# Required work
Search the records below for the word "title". Pull out each line that has it.

--------------------------------------------------

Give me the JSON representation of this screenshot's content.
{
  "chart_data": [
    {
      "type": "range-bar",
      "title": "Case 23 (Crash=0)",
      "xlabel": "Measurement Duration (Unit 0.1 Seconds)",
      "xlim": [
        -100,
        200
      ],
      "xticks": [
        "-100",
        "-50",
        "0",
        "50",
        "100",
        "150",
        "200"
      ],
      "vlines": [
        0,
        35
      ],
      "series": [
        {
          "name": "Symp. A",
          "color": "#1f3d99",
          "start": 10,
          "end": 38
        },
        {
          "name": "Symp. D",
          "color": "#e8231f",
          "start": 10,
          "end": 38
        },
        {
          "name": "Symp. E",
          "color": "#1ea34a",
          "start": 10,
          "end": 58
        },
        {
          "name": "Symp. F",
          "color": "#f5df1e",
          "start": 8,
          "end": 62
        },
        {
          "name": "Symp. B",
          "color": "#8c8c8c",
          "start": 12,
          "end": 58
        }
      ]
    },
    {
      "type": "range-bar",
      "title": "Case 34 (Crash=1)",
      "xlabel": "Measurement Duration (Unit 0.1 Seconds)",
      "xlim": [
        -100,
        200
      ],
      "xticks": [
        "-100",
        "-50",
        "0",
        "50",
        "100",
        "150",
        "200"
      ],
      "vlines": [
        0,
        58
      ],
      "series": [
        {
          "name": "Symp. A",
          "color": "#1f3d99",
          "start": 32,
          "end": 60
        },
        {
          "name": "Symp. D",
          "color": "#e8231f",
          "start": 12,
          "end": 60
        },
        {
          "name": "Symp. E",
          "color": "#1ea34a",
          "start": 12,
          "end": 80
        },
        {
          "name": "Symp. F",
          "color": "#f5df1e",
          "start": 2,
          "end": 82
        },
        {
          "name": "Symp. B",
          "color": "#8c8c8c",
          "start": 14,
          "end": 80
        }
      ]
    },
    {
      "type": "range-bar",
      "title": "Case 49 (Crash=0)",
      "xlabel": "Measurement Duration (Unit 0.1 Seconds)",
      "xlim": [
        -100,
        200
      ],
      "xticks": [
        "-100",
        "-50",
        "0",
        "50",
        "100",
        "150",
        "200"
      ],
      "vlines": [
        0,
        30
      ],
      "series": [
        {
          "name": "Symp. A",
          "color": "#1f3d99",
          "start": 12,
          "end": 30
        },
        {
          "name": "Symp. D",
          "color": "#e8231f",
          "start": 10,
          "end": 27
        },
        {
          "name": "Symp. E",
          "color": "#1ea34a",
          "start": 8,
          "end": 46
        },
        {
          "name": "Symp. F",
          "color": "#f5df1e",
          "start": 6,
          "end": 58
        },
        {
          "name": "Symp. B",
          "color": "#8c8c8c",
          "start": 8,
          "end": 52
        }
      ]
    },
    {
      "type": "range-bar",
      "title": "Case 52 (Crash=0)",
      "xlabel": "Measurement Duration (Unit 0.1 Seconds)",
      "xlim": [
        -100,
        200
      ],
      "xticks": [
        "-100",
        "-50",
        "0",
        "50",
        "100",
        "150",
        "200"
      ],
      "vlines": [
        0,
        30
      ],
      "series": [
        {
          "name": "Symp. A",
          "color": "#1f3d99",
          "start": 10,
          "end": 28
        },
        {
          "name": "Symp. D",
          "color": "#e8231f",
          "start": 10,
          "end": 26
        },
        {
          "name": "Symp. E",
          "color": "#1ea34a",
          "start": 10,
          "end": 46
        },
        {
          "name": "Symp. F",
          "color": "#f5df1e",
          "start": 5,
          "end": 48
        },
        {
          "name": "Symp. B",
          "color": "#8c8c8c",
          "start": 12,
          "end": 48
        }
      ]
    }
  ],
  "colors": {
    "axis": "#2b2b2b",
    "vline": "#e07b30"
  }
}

--------------------------------------------------

# Solution to the problem
      "title": "Case 23 (Crash=0)",
      "title": "Case 34 (Crash=1)",
      "title": "Case 49 (Crash=0)",
      "title": "Case 52 (Crash=0)",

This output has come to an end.